Exercise requirements >>
Copy every line of the data in which the word "SRMTID" occurs.

= = = =

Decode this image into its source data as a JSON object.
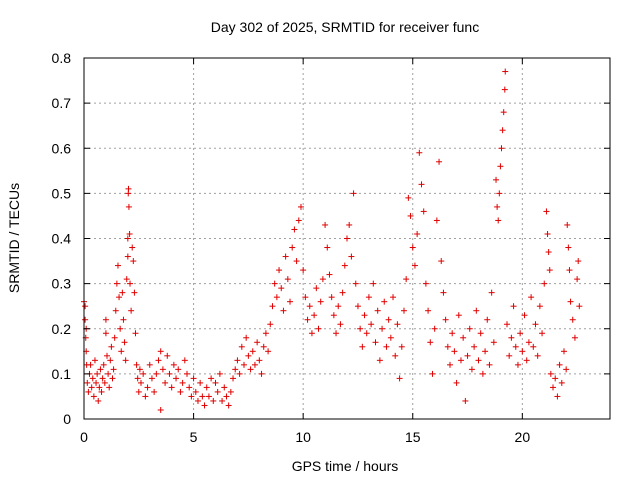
{
  "chart_data": {
    "type": "scatter",
    "title": "Day 302 of 2025, SRMTID for receiver func",
    "xlabel": "GPS time / hours",
    "ylabel": "SRMTID / TECUs",
    "xlim": [
      0,
      24
    ],
    "ylim": [
      0,
      0.8
    ],
    "xticks": [
      0,
      5,
      10,
      15,
      20
    ],
    "yticks": [
      0,
      0.1,
      0.2,
      0.3,
      0.4,
      0.5,
      0.6,
      0.7,
      0.8
    ],
    "xtick_labels": [
      "0",
      "5",
      "10",
      "15",
      "20"
    ],
    "ytick_labels": [
      "0",
      "0.1",
      "0.2",
      "0.3",
      "0.4",
      "0.5",
      "0.6",
      "0.7",
      "0.8"
    ],
    "grid": true,
    "marker": "+",
    "color": "#e00000",
    "series": [
      {
        "name": "SRMTID",
        "points": [
          [
            0.0,
            0.26
          ],
          [
            0.05,
            0.25
          ],
          [
            0.05,
            0.22
          ],
          [
            0.08,
            0.18
          ],
          [
            0.1,
            0.2
          ],
          [
            0.1,
            0.15
          ],
          [
            0.12,
            0.12
          ],
          [
            0.15,
            0.08
          ],
          [
            0.2,
            0.06
          ],
          [
            0.25,
            0.1
          ],
          [
            0.3,
            0.12
          ],
          [
            0.35,
            0.07
          ],
          [
            0.4,
            0.09
          ],
          [
            0.45,
            0.05
          ],
          [
            0.5,
            0.13
          ],
          [
            0.55,
            0.08
          ],
          [
            0.6,
            0.1
          ],
          [
            0.65,
            0.04
          ],
          [
            0.7,
            0.07
          ],
          [
            0.75,
            0.11
          ],
          [
            0.8,
            0.06
          ],
          [
            0.85,
            0.09
          ],
          [
            0.9,
            0.12
          ],
          [
            0.95,
            0.08
          ],
          [
            1.0,
            0.22
          ],
          [
            1.0,
            0.19
          ],
          [
            1.05,
            0.14
          ],
          [
            1.1,
            0.1
          ],
          [
            1.15,
            0.07
          ],
          [
            1.2,
            0.13
          ],
          [
            1.25,
            0.16
          ],
          [
            1.3,
            0.09
          ],
          [
            1.35,
            0.11
          ],
          [
            1.4,
            0.18
          ],
          [
            1.45,
            0.24
          ],
          [
            1.5,
            0.3
          ],
          [
            1.55,
            0.34
          ],
          [
            1.6,
            0.27
          ],
          [
            1.65,
            0.2
          ],
          [
            1.7,
            0.15
          ],
          [
            1.75,
            0.28
          ],
          [
            1.8,
            0.22
          ],
          [
            1.85,
            0.17
          ],
          [
            1.9,
            0.13
          ],
          [
            1.95,
            0.31
          ],
          [
            2.0,
            0.36
          ],
          [
            2.0,
            0.4
          ],
          [
            2.02,
            0.5
          ],
          [
            2.03,
            0.51
          ],
          [
            2.05,
            0.47
          ],
          [
            2.08,
            0.41
          ],
          [
            2.1,
            0.3
          ],
          [
            2.15,
            0.24
          ],
          [
            2.2,
            0.38
          ],
          [
            2.25,
            0.35
          ],
          [
            2.3,
            0.28
          ],
          [
            2.35,
            0.19
          ],
          [
            2.4,
            0.12
          ],
          [
            2.45,
            0.09
          ],
          [
            2.5,
            0.06
          ],
          [
            2.55,
            0.11
          ],
          [
            2.6,
            0.08
          ],
          [
            2.7,
            0.1
          ],
          [
            2.8,
            0.05
          ],
          [
            2.9,
            0.07
          ],
          [
            3.0,
            0.12
          ],
          [
            3.1,
            0.09
          ],
          [
            3.2,
            0.06
          ],
          [
            3.3,
            0.1
          ],
          [
            3.4,
            0.13
          ],
          [
            3.5,
            0.02
          ],
          [
            3.5,
            0.15
          ],
          [
            3.6,
            0.11
          ],
          [
            3.7,
            0.08
          ],
          [
            3.8,
            0.14
          ],
          [
            3.9,
            0.1
          ],
          [
            4.0,
            0.07
          ],
          [
            4.1,
            0.12
          ],
          [
            4.2,
            0.09
          ],
          [
            4.3,
            0.11
          ],
          [
            4.4,
            0.06
          ],
          [
            4.5,
            0.08
          ],
          [
            4.6,
            0.13
          ],
          [
            4.7,
            0.1
          ],
          [
            4.8,
            0.07
          ],
          [
            4.9,
            0.05
          ],
          [
            5.0,
            0.09
          ],
          [
            5.1,
            0.06
          ],
          [
            5.2,
            0.04
          ],
          [
            5.3,
            0.08
          ],
          [
            5.4,
            0.05
          ],
          [
            5.5,
            0.03
          ],
          [
            5.6,
            0.07
          ],
          [
            5.7,
            0.05
          ],
          [
            5.8,
            0.09
          ],
          [
            5.9,
            0.04
          ],
          [
            6.0,
            0.08
          ],
          [
            6.1,
            0.06
          ],
          [
            6.2,
            0.1
          ],
          [
            6.3,
            0.04
          ],
          [
            6.4,
            0.07
          ],
          [
            6.5,
            0.05
          ],
          [
            6.6,
            0.03
          ],
          [
            6.7,
            0.06
          ],
          [
            6.8,
            0.09
          ],
          [
            6.9,
            0.11
          ],
          [
            7.0,
            0.13
          ],
          [
            7.1,
            0.1
          ],
          [
            7.2,
            0.16
          ],
          [
            7.3,
            0.12
          ],
          [
            7.4,
            0.18
          ],
          [
            7.5,
            0.14
          ],
          [
            7.6,
            0.11
          ],
          [
            7.7,
            0.15
          ],
          [
            7.8,
            0.12
          ],
          [
            7.9,
            0.17
          ],
          [
            8.0,
            0.13
          ],
          [
            8.1,
            0.1
          ],
          [
            8.2,
            0.16
          ],
          [
            8.3,
            0.19
          ],
          [
            8.4,
            0.15
          ],
          [
            8.5,
            0.21
          ],
          [
            8.6,
            0.25
          ],
          [
            8.7,
            0.3
          ],
          [
            8.8,
            0.27
          ],
          [
            8.9,
            0.33
          ],
          [
            9.0,
            0.29
          ],
          [
            9.1,
            0.24
          ],
          [
            9.2,
            0.36
          ],
          [
            9.3,
            0.31
          ],
          [
            9.4,
            0.26
          ],
          [
            9.5,
            0.38
          ],
          [
            9.6,
            0.42
          ],
          [
            9.7,
            0.35
          ],
          [
            9.8,
            0.44
          ],
          [
            9.9,
            0.47
          ],
          [
            10.0,
            0.33
          ],
          [
            10.1,
            0.27
          ],
          [
            10.2,
            0.22
          ],
          [
            10.3,
            0.25
          ],
          [
            10.4,
            0.19
          ],
          [
            10.5,
            0.23
          ],
          [
            10.6,
            0.29
          ],
          [
            10.7,
            0.2
          ],
          [
            10.8,
            0.26
          ],
          [
            10.9,
            0.31
          ],
          [
            11.0,
            0.43
          ],
          [
            11.1,
            0.38
          ],
          [
            11.2,
            0.32
          ],
          [
            11.3,
            0.27
          ],
          [
            11.4,
            0.23
          ],
          [
            11.5,
            0.19
          ],
          [
            11.6,
            0.25
          ],
          [
            11.7,
            0.21
          ],
          [
            11.8,
            0.28
          ],
          [
            11.9,
            0.34
          ],
          [
            12.0,
            0.4
          ],
          [
            12.1,
            0.43
          ],
          [
            12.2,
            0.36
          ],
          [
            12.3,
            0.5
          ],
          [
            12.4,
            0.3
          ],
          [
            12.5,
            0.25
          ],
          [
            12.6,
            0.2
          ],
          [
            12.7,
            0.16
          ],
          [
            12.8,
            0.23
          ],
          [
            12.9,
            0.19
          ],
          [
            13.0,
            0.27
          ],
          [
            13.1,
            0.21
          ],
          [
            13.2,
            0.3
          ],
          [
            13.3,
            0.17
          ],
          [
            13.4,
            0.24
          ],
          [
            13.5,
            0.13
          ],
          [
            13.6,
            0.2
          ],
          [
            13.7,
            0.26
          ],
          [
            13.8,
            0.16
          ],
          [
            13.9,
            0.22
          ],
          [
            14.0,
            0.18
          ],
          [
            14.1,
            0.27
          ],
          [
            14.2,
            0.14
          ],
          [
            14.3,
            0.21
          ],
          [
            14.4,
            0.09
          ],
          [
            14.5,
            0.16
          ],
          [
            14.6,
            0.24
          ],
          [
            14.7,
            0.31
          ],
          [
            14.8,
            0.49
          ],
          [
            14.9,
            0.45
          ],
          [
            15.0,
            0.38
          ],
          [
            15.1,
            0.34
          ],
          [
            15.2,
            0.41
          ],
          [
            15.3,
            0.59
          ],
          [
            15.4,
            0.52
          ],
          [
            15.5,
            0.46
          ],
          [
            15.6,
            0.3
          ],
          [
            15.7,
            0.24
          ],
          [
            15.8,
            0.17
          ],
          [
            15.9,
            0.1
          ],
          [
            16.0,
            0.2
          ],
          [
            16.1,
            0.44
          ],
          [
            16.2,
            0.57
          ],
          [
            16.3,
            0.35
          ],
          [
            16.4,
            0.28
          ],
          [
            16.5,
            0.22
          ],
          [
            16.6,
            0.16
          ],
          [
            16.7,
            0.12
          ],
          [
            16.8,
            0.19
          ],
          [
            16.9,
            0.15
          ],
          [
            17.0,
            0.08
          ],
          [
            17.1,
            0.23
          ],
          [
            17.2,
            0.13
          ],
          [
            17.3,
            0.18
          ],
          [
            17.4,
            0.04
          ],
          [
            17.5,
            0.14
          ],
          [
            17.6,
            0.2
          ],
          [
            17.7,
            0.11
          ],
          [
            17.8,
            0.16
          ],
          [
            17.9,
            0.24
          ],
          [
            18.0,
            0.13
          ],
          [
            18.1,
            0.19
          ],
          [
            18.2,
            0.1
          ],
          [
            18.3,
            0.15
          ],
          [
            18.4,
            0.22
          ],
          [
            18.5,
            0.12
          ],
          [
            18.6,
            0.28
          ],
          [
            18.7,
            0.17
          ],
          [
            18.8,
            0.53
          ],
          [
            18.85,
            0.47
          ],
          [
            18.9,
            0.44
          ],
          [
            18.95,
            0.5
          ],
          [
            19.0,
            0.56
          ],
          [
            19.05,
            0.6
          ],
          [
            19.1,
            0.64
          ],
          [
            19.15,
            0.68
          ],
          [
            19.2,
            0.73
          ],
          [
            19.22,
            0.77
          ],
          [
            19.3,
            0.21
          ],
          [
            19.4,
            0.14
          ],
          [
            19.5,
            0.18
          ],
          [
            19.6,
            0.25
          ],
          [
            19.7,
            0.16
          ],
          [
            19.8,
            0.12
          ],
          [
            19.9,
            0.19
          ],
          [
            20.0,
            0.15
          ],
          [
            20.1,
            0.23
          ],
          [
            20.2,
            0.13
          ],
          [
            20.3,
            0.17
          ],
          [
            20.4,
            0.27
          ],
          [
            20.5,
            0.16
          ],
          [
            20.6,
            0.21
          ],
          [
            20.7,
            0.14
          ],
          [
            20.8,
            0.25
          ],
          [
            20.9,
            0.19
          ],
          [
            21.0,
            0.3
          ],
          [
            21.1,
            0.46
          ],
          [
            21.15,
            0.41
          ],
          [
            21.2,
            0.37
          ],
          [
            21.25,
            0.33
          ],
          [
            21.3,
            0.1
          ],
          [
            21.4,
            0.07
          ],
          [
            21.5,
            0.09
          ],
          [
            21.6,
            0.05
          ],
          [
            21.7,
            0.12
          ],
          [
            21.8,
            0.08
          ],
          [
            21.9,
            0.15
          ],
          [
            22.0,
            0.11
          ],
          [
            22.05,
            0.43
          ],
          [
            22.1,
            0.38
          ],
          [
            22.15,
            0.33
          ],
          [
            22.2,
            0.26
          ],
          [
            22.3,
            0.22
          ],
          [
            22.4,
            0.18
          ],
          [
            22.5,
            0.31
          ],
          [
            22.55,
            0.35
          ],
          [
            22.6,
            0.25
          ]
        ]
      }
    ]
  }
}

= = = =

Response to the task >>
    "title": "Day 302 of 2025, SRMTID for receiver func",
    "ylabel": "SRMTID / TECUs",
        "name": "SRMTID",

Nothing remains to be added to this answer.